* **DATA FOR THIS TASK**:
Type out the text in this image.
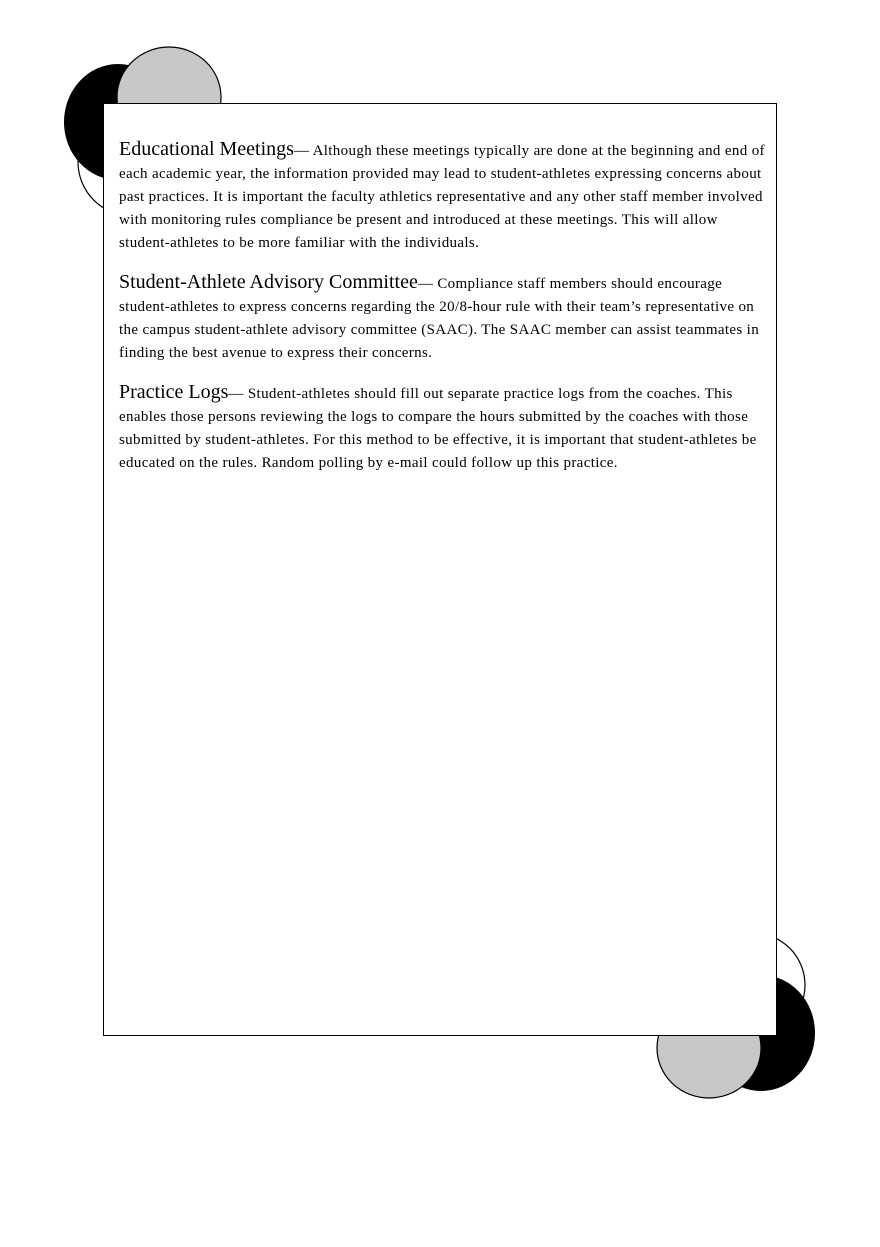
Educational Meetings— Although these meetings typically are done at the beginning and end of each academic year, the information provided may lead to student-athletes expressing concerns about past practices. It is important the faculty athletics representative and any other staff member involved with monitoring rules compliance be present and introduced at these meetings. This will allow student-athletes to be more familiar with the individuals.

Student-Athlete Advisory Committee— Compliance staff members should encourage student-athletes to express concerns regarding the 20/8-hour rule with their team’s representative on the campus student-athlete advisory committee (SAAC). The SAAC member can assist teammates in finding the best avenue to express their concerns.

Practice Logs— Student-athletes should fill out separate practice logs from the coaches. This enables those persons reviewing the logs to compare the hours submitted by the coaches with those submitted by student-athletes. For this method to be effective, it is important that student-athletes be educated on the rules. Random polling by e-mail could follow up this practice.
---
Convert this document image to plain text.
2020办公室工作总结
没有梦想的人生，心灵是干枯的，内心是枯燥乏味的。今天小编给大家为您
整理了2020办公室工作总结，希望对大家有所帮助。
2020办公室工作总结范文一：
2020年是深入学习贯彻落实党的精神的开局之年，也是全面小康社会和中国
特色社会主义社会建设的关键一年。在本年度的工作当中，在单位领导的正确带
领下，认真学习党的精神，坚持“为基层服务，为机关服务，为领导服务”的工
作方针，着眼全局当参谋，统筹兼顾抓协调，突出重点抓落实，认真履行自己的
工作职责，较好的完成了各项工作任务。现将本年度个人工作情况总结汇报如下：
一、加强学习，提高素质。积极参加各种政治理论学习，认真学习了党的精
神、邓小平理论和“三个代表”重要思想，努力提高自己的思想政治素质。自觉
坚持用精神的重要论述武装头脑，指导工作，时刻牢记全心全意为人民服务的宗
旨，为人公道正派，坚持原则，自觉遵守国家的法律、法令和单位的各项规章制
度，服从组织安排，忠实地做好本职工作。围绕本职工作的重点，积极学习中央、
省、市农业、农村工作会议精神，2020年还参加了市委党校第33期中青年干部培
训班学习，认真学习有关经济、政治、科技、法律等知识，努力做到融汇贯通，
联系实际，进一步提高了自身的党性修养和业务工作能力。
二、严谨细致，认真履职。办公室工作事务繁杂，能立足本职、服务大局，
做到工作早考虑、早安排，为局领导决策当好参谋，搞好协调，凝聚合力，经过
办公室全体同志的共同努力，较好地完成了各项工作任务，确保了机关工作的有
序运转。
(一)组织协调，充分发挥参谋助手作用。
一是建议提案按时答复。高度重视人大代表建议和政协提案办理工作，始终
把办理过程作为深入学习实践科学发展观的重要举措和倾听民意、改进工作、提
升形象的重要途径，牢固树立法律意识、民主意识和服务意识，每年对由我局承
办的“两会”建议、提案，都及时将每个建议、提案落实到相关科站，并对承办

* **DIRECTIONS FOR THIS TASK**:
Find every line that holds "should" and copy it.

* **THE REPLY**:
Student-Athlete Advisory Committee— Compliance staff members should encourage student-athletes to express concerns regarding the 20/8-hour rule with their team’s representative on the campus student-athlete advisory committee (SAAC). The SAAC member can assist teammates in finding the best avenue to express their concerns.
Practice Logs— Student-athletes should fill out separate practice logs from the coaches. This enables those persons reviewing the logs to compare the hours submitted by the coaches with those submitted by student-athletes. For this method to be effective, it is important that student-athletes be educated on the rules. Random polling by e-mail could follow up this practice.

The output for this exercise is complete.